• **EXERCISE INSTRUCTIONS**: Below are some records; retype all of them exactly.

* * * * *

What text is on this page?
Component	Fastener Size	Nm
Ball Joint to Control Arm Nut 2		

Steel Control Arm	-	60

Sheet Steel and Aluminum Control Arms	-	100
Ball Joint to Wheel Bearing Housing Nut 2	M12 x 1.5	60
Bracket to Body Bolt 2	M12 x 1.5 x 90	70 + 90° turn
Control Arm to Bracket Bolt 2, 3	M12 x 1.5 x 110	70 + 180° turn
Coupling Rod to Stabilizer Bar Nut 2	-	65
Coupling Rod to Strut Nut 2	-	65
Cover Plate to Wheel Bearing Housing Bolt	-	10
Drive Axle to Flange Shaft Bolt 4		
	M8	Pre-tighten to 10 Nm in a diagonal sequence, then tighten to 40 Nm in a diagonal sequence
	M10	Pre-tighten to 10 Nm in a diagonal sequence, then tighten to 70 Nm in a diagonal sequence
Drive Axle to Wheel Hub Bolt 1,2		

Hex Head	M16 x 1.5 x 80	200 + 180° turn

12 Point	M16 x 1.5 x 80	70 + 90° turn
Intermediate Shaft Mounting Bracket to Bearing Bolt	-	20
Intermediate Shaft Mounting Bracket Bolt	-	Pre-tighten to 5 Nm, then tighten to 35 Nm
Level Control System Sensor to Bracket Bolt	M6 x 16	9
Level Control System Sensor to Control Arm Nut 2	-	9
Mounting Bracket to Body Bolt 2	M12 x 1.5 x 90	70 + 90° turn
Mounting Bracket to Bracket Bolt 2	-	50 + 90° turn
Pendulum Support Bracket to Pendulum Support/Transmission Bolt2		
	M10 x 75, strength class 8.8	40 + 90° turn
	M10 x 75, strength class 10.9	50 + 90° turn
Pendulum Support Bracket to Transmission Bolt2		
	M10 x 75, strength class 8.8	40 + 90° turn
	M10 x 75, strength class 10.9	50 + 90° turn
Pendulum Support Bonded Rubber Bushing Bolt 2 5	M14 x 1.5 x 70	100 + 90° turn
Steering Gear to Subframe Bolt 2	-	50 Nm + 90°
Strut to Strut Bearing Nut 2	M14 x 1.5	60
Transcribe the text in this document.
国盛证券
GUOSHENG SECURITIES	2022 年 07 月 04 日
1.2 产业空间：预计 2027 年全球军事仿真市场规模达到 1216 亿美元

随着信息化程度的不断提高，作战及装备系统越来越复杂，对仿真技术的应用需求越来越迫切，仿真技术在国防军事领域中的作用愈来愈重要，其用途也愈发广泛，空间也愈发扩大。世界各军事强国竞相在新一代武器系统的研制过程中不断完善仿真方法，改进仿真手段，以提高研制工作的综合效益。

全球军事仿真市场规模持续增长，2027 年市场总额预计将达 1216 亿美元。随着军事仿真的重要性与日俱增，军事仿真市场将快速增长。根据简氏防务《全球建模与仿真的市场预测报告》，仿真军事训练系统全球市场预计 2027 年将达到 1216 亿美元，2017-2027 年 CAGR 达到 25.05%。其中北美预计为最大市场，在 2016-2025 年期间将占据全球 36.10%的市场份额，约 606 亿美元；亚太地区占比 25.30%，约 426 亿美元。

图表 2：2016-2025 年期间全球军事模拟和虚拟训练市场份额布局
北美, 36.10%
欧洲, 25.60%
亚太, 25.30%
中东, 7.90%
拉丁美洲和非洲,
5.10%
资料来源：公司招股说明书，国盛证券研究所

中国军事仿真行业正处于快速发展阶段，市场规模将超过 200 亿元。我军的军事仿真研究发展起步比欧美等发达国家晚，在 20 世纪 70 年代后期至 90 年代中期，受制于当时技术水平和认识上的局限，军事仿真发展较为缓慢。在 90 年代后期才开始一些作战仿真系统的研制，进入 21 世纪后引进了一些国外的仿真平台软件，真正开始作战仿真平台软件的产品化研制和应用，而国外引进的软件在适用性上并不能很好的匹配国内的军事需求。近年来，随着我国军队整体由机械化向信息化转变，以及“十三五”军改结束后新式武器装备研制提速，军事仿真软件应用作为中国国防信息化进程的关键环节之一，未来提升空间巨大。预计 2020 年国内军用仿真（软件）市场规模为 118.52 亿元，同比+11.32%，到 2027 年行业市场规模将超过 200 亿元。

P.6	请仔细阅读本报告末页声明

* * * * *

• **RIGHT ANSWER**:
What text is on this page?
Component	Fastener Size	Nm
Ball Joint to Control Arm Nut 2		

Steel Control Arm	-	60

Sheet Steel and Aluminum Control Arms	-	100
Ball Joint to Wheel Bearing Housing Nut 2	M12 x 1.5	60
Bracket to Body Bolt 2	M12 x 1.5 x 90	70 + 90° turn
Control Arm to Bracket Bolt 2, 3	M12 x 1.5 x 110	70 + 180° turn
Coupling Rod to Stabilizer Bar Nut 2	-	65
Coupling Rod to Strut Nut 2	-	65
Cover Plate to Wheel Bearing Housing Bolt	-	10
Drive Axle to Flange Shaft Bolt 4		
	M8	Pre-tighten to 10 Nm in a diagonal sequence, then tighten to 40 Nm in a diagonal sequence
	M10	Pre-tighten to 10 Nm in a diagonal sequence, then tighten to 70 Nm in a diagonal sequence
Drive Axle to Wheel Hub Bolt 1,2		

Hex Head	M16 x 1.5 x 80	200 + 180° turn

12 Point	M16 x 1.5 x 80	70 + 90° turn
Intermediate Shaft Mounting Bracket to Bearing Bolt	-	20
Intermediate Shaft Mounting Bracket Bolt	-	Pre-tighten to 5 Nm, then tighten to 35 Nm
Level Control System Sensor to Bracket Bolt	M6 x 16	9
Level Control System Sensor to Control Arm Nut 2	-	9
Mounting Bracket to Body Bolt 2	M12 x 1.5 x 90	70 + 90° turn
Mounting Bracket to Bracket Bolt 2	-	50 + 90° turn
Pendulum Support Bracket to Pendulum Support/Transmission Bolt2		
	M10 x 75, strength class 8.8	40 + 90° turn
	M10 x 75, strength class 10.9	50 + 90° turn
Pendulum Support Bracket to Transmission Bolt2		
	M10 x 75, strength class 8.8	40 + 90° turn
	M10 x 75, strength class 10.9	50 + 90° turn
Pendulum Support Bonded Rubber Bushing Bolt 2 5	M14 x 1.5 x 70	100 + 90° turn
Steering Gear to Subframe Bolt 2	-	50 Nm + 90°
Strut to Strut Bearing Nut 2	M14 x 1.5	60
Transcribe the text in this document.
国盛证券
GUOSHENG SECURITIES	2022 年 07 月 04 日
1.2 产业空间：预计 2027 年全球军事仿真市场规模达到 1216 亿美元

随着信息化程度的不断提高，作战及装备系统越来越复杂，对仿真技术的应用需求越来越迫切，仿真技术在国防军事领域中的作用愈来愈重要，其用途也愈发广泛，空间也愈发扩大。世界各军事强国竞相在新一代武器系统的研制过程中不断完善仿真方法，改进仿真手段，以提高研制工作的综合效益。

全球军事仿真市场规模持续增长，2027 年市场总额预计将达 1216 亿美元。随着军事仿真的重要性与日俱增，军事仿真市场将快速增长。根据简氏防务《全球建模与仿真的市场预测报告》，仿真军事训练系统全球市场预计 2027 年将达到 1216 亿美元，2017-2027 年 CAGR 达到 25.05%。其中北美预计为最大市场，在 2016-2025 年期间将占据全球 36.10%的市场份额，约 606 亿美元；亚太地区占比 25.30%，约 426 亿美元。

图表 2：2016-2025 年期间全球军事模拟和虚拟训练市场份额布局
北美, 36.10%
欧洲, 25.60%
亚太, 25.30%
中东, 7.90%
拉丁美洲和非洲,
5.10%
资料来源：公司招股说明书，国盛证券研究所

中国军事仿真行业正处于快速发展阶段，市场规模将超过 200 亿元。我军的军事仿真研究发展起步比欧美等发达国家晚，在 20 世纪 70 年代后期至 90 年代中期，受制于当时技术水平和认识上的局限，军事仿真发展较为缓慢。在 90 年代后期才开始一些作战仿真系统的研制，进入 21 世纪后引进了一些国外的仿真平台软件，真正开始作战仿真平台软件的产品化研制和应用，而国外引进的软件在适用性上并不能很好的匹配国内的军事需求。近年来，随着我国军队整体由机械化向信息化转变，以及“十三五”军改结束后新式武器装备研制提速，军事仿真软件应用作为中国国防信息化进程的关键环节之一，未来提升空间巨大。预计 2020 年国内军用仿真（软件）市场规模为 118.52 亿元，同比+11.32%，到 2027 年行业市场规模将超过 200 亿元。

P.6	请仔细阅读本报告末页声明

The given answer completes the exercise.